[BEGIN Data extract]

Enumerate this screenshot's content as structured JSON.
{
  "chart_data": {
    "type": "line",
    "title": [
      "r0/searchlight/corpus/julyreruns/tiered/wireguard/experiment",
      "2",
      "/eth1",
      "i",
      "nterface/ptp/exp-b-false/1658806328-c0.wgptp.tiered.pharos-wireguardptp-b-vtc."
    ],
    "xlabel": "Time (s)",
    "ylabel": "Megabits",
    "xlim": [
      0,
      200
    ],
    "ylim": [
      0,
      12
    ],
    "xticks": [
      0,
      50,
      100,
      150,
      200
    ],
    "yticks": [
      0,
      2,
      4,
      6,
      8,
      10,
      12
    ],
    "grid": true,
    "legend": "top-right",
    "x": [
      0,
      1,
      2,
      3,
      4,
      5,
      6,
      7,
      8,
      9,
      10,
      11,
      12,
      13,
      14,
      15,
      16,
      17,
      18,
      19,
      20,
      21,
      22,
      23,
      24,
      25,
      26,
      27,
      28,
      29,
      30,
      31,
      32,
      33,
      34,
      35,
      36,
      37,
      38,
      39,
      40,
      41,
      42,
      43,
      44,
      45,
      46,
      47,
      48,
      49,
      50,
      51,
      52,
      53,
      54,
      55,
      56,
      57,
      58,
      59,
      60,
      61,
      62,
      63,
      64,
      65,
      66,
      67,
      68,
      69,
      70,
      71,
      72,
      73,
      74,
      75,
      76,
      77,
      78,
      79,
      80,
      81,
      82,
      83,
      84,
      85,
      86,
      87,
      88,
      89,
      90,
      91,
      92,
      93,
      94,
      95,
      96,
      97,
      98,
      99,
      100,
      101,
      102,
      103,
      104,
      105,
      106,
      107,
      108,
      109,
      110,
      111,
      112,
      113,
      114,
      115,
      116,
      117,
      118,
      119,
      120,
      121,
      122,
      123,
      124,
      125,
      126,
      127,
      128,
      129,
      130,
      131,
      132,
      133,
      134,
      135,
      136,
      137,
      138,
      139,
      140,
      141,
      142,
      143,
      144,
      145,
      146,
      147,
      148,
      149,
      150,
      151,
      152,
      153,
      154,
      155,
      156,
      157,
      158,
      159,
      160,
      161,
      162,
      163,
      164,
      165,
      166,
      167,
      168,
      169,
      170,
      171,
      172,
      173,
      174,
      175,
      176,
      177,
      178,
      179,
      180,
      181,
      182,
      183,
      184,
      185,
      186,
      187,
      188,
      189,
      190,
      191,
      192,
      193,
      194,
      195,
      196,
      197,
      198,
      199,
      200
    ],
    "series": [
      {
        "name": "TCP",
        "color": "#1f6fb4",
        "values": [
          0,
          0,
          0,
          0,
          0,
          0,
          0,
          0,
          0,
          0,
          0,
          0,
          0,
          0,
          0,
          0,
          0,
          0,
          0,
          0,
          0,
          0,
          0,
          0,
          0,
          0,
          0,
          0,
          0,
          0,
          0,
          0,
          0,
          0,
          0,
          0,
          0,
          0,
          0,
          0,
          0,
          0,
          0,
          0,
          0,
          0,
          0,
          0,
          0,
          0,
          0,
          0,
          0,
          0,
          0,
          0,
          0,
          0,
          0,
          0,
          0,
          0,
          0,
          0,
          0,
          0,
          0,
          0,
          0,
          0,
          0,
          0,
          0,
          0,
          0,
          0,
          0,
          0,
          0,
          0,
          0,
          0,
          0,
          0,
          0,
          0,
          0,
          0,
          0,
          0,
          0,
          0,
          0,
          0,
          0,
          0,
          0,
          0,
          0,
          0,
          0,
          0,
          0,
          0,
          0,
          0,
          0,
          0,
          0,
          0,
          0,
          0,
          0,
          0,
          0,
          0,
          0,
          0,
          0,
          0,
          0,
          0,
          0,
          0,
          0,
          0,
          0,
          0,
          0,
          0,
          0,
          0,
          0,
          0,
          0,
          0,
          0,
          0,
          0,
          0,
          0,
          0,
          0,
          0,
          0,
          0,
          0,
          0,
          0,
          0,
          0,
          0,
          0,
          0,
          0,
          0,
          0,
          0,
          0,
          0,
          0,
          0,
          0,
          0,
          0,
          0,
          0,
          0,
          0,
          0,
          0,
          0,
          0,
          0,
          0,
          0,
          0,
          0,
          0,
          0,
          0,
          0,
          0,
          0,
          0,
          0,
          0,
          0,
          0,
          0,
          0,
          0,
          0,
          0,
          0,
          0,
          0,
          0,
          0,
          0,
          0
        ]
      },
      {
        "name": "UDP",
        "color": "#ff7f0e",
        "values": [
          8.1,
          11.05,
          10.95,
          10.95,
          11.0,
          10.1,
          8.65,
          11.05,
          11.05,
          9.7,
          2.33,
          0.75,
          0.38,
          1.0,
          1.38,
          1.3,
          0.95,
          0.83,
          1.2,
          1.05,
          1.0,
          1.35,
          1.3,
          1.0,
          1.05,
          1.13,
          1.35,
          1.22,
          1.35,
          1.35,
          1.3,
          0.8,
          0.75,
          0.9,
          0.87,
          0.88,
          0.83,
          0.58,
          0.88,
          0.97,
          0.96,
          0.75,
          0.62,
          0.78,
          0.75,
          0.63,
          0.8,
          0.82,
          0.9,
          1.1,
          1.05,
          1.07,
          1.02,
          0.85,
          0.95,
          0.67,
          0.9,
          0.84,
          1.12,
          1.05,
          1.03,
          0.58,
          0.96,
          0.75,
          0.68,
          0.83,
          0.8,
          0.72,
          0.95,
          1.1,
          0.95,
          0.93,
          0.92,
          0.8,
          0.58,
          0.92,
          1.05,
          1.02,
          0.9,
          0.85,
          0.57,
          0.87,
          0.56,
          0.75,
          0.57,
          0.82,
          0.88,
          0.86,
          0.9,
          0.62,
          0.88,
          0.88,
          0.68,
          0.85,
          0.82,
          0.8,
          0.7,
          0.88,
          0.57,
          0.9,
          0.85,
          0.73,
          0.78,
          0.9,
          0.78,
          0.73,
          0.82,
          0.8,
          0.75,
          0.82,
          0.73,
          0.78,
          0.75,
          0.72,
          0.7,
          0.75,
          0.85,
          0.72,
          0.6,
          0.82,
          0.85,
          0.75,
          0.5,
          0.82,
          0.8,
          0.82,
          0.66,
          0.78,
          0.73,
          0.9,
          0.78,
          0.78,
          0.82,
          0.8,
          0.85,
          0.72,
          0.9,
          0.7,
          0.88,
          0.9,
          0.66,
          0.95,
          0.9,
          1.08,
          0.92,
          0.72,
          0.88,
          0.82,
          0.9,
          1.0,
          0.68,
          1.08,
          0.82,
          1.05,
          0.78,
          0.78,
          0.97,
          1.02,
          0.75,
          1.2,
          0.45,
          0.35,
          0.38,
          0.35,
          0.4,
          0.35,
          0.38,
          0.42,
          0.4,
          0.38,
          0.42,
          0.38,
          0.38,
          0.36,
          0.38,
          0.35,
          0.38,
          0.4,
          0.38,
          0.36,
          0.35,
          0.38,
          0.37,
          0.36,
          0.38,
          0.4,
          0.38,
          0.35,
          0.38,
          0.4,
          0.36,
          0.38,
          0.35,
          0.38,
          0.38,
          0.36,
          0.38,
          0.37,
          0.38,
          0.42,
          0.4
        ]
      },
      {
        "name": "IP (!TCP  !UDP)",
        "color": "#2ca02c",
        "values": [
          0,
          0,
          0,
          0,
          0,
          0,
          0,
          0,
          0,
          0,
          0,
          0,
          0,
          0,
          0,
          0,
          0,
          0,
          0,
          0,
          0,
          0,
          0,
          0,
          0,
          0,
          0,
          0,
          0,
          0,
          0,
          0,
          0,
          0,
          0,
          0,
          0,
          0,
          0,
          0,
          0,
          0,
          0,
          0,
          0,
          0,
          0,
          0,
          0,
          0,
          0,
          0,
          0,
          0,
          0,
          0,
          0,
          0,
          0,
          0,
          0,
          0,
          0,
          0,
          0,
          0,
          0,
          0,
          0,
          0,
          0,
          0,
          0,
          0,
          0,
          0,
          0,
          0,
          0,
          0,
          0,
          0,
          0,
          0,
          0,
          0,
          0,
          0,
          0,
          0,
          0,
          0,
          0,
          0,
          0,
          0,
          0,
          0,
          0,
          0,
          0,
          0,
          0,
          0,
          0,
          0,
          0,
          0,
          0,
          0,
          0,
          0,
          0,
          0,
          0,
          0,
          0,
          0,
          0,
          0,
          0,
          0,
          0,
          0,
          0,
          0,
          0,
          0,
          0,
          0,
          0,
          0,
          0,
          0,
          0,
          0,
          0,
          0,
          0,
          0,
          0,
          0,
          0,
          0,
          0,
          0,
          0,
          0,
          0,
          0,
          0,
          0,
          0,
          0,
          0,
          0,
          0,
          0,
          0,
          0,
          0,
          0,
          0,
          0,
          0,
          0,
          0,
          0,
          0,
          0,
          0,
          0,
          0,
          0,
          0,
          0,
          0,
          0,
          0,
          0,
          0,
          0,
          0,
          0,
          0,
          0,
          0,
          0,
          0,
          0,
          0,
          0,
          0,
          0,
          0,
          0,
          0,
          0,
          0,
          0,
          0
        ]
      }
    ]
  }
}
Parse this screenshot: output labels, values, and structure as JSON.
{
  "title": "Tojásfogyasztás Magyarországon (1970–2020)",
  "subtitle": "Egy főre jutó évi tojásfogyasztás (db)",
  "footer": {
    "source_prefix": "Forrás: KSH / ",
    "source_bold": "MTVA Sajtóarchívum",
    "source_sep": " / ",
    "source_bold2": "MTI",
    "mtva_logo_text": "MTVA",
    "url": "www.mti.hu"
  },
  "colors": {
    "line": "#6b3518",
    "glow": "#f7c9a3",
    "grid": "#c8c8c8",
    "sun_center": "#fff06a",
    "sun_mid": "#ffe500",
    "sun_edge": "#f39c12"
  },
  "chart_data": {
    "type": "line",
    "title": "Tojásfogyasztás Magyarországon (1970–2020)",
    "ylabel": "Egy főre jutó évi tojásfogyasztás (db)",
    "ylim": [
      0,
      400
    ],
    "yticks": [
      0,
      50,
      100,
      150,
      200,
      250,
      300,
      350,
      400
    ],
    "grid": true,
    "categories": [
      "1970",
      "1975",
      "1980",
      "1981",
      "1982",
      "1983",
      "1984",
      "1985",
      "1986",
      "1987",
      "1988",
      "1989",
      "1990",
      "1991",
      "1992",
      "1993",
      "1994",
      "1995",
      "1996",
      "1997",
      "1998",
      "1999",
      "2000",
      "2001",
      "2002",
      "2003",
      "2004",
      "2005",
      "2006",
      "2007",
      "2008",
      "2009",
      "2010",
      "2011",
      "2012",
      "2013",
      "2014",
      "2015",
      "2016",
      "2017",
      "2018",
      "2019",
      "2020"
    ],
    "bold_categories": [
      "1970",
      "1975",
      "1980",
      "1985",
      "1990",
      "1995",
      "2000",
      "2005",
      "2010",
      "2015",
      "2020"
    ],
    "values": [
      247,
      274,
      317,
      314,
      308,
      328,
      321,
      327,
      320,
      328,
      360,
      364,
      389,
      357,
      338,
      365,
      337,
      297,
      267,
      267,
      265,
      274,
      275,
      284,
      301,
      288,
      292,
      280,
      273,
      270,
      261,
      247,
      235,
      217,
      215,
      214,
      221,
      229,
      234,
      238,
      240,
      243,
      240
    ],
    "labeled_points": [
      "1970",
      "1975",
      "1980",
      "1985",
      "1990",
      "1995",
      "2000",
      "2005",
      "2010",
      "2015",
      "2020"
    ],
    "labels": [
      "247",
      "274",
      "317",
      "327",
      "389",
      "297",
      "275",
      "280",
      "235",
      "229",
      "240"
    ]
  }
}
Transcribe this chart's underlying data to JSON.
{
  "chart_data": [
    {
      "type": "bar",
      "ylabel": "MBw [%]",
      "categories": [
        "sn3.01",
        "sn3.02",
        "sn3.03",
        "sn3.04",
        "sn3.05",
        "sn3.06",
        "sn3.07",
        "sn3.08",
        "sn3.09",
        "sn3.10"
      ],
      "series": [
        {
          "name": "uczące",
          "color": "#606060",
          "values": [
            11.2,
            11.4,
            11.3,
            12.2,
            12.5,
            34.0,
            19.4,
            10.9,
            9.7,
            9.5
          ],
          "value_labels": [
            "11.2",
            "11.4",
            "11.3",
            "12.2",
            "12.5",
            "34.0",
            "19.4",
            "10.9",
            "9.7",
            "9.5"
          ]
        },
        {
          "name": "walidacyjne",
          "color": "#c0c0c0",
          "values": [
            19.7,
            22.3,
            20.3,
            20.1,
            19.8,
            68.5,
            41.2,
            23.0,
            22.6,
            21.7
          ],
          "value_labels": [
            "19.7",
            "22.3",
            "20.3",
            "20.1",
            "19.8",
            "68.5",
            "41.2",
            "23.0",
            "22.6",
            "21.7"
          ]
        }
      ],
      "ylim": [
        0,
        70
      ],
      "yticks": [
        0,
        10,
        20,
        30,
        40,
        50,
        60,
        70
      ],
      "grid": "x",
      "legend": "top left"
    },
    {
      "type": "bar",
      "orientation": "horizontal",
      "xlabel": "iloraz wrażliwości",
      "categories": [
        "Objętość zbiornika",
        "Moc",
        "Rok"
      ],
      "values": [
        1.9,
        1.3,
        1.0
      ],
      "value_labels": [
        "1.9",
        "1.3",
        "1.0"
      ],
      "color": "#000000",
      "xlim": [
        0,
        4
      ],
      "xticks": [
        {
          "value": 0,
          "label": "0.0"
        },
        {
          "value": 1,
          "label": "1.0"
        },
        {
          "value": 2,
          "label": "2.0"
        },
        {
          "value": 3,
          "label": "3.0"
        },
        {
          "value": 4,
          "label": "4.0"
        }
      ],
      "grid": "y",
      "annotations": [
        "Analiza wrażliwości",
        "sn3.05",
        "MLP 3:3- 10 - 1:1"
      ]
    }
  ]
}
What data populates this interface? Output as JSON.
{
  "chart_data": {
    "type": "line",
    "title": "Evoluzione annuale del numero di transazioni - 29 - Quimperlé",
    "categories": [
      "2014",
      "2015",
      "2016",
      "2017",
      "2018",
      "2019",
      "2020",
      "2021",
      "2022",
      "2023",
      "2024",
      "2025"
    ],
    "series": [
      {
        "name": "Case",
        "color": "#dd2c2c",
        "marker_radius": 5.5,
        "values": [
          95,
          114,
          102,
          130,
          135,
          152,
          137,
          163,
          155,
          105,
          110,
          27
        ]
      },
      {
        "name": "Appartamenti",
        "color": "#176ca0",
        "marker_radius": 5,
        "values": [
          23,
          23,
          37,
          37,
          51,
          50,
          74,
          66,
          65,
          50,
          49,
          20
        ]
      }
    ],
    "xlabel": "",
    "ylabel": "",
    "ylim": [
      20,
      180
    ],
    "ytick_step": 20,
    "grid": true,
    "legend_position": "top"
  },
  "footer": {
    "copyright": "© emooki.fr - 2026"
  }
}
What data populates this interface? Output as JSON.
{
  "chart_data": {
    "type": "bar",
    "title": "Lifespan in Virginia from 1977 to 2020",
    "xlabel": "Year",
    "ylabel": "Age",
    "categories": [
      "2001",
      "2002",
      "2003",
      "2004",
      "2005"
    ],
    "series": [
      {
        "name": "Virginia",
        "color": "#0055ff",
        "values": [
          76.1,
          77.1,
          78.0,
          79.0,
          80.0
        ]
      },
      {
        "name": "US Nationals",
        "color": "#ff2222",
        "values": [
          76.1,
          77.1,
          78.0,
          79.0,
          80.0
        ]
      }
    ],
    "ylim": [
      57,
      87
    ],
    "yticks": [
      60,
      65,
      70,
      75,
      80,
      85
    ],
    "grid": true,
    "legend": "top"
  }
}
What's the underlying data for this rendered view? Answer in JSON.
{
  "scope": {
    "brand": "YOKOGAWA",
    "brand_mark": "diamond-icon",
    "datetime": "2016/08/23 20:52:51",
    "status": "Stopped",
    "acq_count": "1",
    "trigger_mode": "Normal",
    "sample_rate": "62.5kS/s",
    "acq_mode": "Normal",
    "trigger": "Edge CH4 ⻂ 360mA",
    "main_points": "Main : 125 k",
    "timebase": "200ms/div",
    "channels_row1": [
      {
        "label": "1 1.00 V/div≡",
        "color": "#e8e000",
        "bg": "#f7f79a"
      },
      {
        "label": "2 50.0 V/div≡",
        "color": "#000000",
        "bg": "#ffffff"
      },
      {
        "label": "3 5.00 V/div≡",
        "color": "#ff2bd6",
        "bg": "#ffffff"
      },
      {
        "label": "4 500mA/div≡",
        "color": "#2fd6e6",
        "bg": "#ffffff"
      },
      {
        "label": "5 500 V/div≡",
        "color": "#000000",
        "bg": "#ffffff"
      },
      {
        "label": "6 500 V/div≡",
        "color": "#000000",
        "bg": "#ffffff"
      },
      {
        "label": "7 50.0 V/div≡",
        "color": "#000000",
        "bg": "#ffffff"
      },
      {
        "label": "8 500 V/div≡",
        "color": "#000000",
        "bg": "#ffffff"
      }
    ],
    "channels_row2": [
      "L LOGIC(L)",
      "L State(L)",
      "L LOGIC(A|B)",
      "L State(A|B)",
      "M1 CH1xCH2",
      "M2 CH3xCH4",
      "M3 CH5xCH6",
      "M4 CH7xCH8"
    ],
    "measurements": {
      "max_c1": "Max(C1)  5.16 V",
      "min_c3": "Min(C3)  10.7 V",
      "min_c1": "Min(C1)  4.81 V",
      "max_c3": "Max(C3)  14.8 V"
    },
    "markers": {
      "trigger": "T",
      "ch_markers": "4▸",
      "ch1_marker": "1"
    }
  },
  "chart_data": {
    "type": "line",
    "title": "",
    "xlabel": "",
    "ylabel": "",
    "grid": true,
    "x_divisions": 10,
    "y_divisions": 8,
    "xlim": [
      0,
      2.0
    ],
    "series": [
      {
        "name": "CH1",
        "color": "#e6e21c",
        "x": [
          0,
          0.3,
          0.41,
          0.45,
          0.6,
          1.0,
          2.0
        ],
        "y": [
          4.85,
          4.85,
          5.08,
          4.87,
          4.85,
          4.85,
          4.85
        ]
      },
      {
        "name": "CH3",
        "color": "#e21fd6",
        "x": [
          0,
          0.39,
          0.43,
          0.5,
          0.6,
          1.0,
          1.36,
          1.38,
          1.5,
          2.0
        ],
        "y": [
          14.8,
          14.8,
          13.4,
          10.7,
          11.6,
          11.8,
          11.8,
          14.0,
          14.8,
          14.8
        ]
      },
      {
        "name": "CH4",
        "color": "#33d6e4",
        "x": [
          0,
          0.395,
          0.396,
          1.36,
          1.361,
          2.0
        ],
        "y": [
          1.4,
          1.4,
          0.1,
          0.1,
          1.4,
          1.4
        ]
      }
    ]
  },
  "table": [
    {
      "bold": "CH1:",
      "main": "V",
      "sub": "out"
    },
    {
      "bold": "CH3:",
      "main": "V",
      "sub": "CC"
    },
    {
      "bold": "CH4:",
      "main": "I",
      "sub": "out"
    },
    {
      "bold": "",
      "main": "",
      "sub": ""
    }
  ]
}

[END Data extract]

Filter the records above for "Magyarországon" and copy every matching line.

  "title": "Tojásfogyasztás Magyarországon (1970–2020)",
    "title": "Tojásfogyasztás Magyarországon (1970–2020)",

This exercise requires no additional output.